本文:
──────────

2018年08月31日 公開
2022年12月07日 更新
討たれた隆信の首は、戦いを指揮した島津家久から、肥後の佐敷(熊本県葦北郡芦北町)に本営を置いていた島津家16代義久のもとに送られ、首実検の後、佐嘉へ送られた。
そして不思議、謎めいたことが起きる。この隆信の首の受け取りを、龍造寺家は拒否した。『直茂公譜』に「不運の首、この方へ申し請けても無益な事なり」と言って拒否したとある。しかもそう発言したのが、隆信の母である慶誾だったと『歴代鎮西志』はいい、「竜造寺使いを遣わし相謂うと云う、不運の頭所用なし、蓋しこれ母公慶誾の誨(おしえる)ところ也」と記すのだ。
慶誾が本当にそう言ったかどうか真相は不明で、直茂の発言との説もある。しかし直茂ならば、慶誾がこれを阻止できる立場にあった。この謎めく言葉の背後には、少なくとも暴走し討ち死にした不肖の息子への、慶誾の複雑な想いがあることは事実といえよう。

──────────

提供情報:
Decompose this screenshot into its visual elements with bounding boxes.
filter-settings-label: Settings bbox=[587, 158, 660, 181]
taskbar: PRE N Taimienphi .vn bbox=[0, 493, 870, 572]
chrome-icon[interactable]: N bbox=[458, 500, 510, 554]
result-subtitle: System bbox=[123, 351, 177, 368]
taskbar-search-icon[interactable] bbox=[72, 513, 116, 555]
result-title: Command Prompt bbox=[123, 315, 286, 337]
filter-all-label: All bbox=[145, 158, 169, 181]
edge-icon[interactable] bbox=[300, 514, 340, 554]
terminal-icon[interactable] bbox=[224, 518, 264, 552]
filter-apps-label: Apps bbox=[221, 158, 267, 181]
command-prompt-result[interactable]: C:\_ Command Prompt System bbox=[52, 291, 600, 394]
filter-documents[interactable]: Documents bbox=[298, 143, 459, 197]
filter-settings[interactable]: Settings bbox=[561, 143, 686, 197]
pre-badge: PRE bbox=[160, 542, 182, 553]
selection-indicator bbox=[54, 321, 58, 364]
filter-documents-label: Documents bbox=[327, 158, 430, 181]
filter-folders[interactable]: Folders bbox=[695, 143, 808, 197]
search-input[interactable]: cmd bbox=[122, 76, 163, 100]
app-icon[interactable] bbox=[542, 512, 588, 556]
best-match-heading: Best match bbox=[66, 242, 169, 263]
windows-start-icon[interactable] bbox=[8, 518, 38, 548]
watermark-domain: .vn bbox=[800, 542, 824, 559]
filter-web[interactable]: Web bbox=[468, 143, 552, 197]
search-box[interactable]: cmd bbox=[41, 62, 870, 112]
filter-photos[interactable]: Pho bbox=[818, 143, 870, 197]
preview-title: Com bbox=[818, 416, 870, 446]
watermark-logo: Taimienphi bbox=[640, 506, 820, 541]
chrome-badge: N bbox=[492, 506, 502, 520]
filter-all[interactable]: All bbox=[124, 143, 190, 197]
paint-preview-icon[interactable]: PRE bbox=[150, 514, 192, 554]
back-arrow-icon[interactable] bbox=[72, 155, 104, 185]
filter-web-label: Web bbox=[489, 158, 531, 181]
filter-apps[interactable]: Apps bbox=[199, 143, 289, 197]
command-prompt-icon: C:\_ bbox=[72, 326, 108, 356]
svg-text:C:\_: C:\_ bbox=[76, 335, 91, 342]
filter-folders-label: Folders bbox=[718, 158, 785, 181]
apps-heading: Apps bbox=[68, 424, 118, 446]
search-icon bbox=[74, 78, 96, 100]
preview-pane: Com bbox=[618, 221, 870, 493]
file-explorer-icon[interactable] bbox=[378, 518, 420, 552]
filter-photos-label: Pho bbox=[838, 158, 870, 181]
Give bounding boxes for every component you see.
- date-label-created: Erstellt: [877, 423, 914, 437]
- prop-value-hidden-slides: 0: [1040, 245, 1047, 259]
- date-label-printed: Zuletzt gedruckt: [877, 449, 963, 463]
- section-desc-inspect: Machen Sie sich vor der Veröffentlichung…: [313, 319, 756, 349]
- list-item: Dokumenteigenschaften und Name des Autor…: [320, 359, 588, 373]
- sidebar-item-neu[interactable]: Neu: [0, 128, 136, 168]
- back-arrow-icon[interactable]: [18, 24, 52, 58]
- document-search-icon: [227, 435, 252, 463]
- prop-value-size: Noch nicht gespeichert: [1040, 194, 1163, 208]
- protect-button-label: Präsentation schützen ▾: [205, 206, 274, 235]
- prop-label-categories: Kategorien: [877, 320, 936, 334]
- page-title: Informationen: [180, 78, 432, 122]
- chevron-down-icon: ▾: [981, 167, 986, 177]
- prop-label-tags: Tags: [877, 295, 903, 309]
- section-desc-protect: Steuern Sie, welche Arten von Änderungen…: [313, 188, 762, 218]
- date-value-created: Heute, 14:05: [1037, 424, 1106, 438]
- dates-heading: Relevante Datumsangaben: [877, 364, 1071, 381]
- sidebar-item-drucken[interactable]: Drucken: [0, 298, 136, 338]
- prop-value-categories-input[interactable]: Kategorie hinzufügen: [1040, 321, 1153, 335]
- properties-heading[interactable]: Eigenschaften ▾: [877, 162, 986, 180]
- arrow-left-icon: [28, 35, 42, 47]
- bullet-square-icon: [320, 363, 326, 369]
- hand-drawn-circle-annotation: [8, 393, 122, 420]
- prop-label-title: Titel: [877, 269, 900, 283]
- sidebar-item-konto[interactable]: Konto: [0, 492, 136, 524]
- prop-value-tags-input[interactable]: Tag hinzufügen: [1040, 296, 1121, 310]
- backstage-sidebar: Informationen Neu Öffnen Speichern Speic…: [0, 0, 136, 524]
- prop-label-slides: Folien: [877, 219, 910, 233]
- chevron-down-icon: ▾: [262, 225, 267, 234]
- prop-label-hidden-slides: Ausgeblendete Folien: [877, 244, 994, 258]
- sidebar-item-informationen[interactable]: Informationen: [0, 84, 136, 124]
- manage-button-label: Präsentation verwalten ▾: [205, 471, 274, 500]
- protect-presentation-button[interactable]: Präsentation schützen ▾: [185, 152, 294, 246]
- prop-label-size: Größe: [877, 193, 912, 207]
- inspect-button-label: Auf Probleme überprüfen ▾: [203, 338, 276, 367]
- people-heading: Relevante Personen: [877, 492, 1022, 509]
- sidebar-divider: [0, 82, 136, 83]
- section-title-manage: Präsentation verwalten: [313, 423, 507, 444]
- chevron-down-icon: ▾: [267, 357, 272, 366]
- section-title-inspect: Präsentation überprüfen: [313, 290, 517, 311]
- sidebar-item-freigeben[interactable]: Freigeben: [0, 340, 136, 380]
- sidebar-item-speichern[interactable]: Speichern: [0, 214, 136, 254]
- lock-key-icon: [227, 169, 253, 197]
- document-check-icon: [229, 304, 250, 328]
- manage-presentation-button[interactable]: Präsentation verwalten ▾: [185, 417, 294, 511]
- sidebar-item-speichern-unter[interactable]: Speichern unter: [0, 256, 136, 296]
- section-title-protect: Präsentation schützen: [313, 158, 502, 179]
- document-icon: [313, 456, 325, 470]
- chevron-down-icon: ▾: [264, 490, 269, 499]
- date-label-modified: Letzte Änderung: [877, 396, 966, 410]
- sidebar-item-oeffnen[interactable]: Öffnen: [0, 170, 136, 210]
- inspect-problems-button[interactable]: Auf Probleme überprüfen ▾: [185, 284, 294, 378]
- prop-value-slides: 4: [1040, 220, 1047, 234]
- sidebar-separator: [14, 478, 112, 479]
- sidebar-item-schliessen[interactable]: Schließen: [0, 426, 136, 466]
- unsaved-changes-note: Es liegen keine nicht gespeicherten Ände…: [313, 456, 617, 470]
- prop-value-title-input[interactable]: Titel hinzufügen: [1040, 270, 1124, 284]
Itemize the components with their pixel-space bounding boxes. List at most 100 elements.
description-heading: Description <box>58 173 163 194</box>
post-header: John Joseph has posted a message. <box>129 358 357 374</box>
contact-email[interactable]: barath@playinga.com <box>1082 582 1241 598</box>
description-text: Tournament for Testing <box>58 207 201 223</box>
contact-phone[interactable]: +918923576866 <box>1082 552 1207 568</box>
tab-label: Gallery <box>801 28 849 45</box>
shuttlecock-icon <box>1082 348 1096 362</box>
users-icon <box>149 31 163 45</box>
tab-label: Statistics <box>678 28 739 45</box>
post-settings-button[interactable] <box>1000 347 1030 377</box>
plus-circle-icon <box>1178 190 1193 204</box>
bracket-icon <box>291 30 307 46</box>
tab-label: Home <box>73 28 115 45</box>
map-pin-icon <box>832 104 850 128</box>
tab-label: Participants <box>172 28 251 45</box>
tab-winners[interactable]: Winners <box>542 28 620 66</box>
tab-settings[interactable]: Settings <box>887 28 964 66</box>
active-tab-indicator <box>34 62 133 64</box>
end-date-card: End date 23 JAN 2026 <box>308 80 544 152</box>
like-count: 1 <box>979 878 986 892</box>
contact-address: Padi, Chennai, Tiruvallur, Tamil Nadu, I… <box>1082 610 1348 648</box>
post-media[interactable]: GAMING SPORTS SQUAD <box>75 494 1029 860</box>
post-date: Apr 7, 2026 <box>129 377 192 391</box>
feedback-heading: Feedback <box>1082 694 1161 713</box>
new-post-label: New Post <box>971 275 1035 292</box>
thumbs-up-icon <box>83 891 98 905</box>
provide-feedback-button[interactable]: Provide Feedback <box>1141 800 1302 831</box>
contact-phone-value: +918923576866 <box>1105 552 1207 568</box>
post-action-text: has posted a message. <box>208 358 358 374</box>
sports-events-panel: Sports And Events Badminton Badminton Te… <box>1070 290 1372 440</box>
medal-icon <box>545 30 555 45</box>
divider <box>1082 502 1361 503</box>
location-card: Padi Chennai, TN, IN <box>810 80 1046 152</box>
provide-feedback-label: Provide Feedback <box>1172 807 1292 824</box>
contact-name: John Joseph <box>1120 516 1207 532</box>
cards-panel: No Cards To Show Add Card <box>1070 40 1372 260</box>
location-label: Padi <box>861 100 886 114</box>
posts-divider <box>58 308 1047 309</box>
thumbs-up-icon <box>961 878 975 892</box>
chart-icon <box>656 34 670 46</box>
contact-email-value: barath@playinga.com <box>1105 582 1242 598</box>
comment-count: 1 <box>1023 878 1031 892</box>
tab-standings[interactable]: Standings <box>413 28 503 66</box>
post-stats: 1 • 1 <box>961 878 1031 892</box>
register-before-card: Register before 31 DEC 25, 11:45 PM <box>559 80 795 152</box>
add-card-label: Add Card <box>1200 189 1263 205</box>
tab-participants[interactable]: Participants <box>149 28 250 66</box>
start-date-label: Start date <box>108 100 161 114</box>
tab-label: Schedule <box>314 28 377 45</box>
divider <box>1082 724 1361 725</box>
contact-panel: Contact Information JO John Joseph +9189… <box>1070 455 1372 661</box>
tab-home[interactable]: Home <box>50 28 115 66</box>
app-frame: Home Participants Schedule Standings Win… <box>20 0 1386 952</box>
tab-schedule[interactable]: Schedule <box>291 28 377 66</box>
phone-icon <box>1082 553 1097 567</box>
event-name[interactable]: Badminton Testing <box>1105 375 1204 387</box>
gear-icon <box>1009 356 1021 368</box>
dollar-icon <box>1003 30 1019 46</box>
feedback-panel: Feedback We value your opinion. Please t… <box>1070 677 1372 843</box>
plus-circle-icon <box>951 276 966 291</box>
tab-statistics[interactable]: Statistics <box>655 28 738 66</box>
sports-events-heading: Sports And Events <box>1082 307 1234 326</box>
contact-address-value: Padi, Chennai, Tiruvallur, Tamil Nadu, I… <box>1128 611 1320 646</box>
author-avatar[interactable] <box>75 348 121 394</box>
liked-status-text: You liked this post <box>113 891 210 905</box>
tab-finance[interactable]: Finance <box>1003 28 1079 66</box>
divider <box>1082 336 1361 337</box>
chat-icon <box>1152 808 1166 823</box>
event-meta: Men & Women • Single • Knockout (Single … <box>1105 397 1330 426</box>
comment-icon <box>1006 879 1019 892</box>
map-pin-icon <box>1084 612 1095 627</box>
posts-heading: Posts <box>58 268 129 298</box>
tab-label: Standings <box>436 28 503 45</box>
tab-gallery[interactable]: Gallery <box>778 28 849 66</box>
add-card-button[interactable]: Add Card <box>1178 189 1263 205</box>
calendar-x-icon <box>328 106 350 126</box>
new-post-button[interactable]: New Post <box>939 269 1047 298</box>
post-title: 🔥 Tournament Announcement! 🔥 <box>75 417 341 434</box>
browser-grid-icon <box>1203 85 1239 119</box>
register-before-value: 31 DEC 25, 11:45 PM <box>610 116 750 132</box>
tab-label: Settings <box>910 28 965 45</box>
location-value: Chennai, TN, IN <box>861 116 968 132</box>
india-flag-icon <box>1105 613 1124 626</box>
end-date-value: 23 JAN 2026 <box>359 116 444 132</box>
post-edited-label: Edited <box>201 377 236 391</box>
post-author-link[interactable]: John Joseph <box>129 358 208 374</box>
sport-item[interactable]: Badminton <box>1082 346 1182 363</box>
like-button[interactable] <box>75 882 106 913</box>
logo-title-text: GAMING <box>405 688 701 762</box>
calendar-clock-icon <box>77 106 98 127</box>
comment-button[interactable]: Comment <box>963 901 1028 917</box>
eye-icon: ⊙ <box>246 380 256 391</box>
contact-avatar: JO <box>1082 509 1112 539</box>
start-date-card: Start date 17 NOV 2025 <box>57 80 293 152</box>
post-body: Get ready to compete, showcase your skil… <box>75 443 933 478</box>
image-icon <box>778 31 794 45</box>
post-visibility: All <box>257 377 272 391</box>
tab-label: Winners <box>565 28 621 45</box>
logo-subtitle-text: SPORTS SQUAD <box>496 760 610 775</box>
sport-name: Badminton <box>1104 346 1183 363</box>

──────────

課題一覧:
• a. 隆信の首に関する本文には、どの人物の名前が出てきますか。すべて挙げてください。
• b. 隆信の首に関する本文について、次の問いに答えてください。
(i) 島津家16代義久は、どこに本営を置いていましたか。
(ii) 首実検の後、隆信の首はどこへ送られましたか。
(iii) 『歴代鎮西志』によれば、首の受け取りを拒む発言をしたのは誰ですか。
• c. 隆信の首に関する本文の続きを、最後の文の後から書き進めてください。

課題の解答:
• a. 隆信、島津家久、島津家16代義久、慶誾、直茂

• b.
(i) 肥後の佐敷(熊本県葦北郡芦北町)
(ii) 佐嘉
(iii) 隆信の母である慶誾

• c.
鈴木敦子著の論文「龍造寺隆信と母慶誾尼について」は、隆信が弟長信に与えた手紙(多久家文書)を分析し、慶誾が佐嘉城の隆信の所よりも、弟の長信の水ケ江城を好み、長逗留することが多かったとする。隆信は「爰元(自分)ハ見かぎられ候」「我等共ハ子の内とは不被申候」と慶誾に愛想をつかされたことを嘆く文面があり、「同子ニ而候へ共、其の方ハかうかう者ニ而候」と自分と長信は同じ母の子だが、お前の方が孝行者だと羨みもしている。隆信のために押しかけ結婚もした慶誾だったが、晩年は隆信の性格ゆえに悩むことも多かったことが、この手紙から見て取れる。
それでは、受け取りを拒否された隆隆信の首はどうなったのか。現在、熊本市の北西、有明海に臨んで熊本県玉名市がある。ここを高瀬川(菊池川)が流れており、この川の西岸近く、玉名市高瀬に願行寺があり、本堂裏に隆信の首塚がある。
『隆信公御年譜』は「御首俄に磐石の如く重くなられしかば、諸人大きに怖畏れてけり」といい、「是れは天正九年、島津と龍造寺肥後を二つに分け、高瀬川を境とせらる。其堺を越えられじまじきとの事なるべしと、高瀬の願行寺に、島津義久より奉行を遣し、此寺に葬りなさる。御法名宗阿弥陀仏と号せらる」とある。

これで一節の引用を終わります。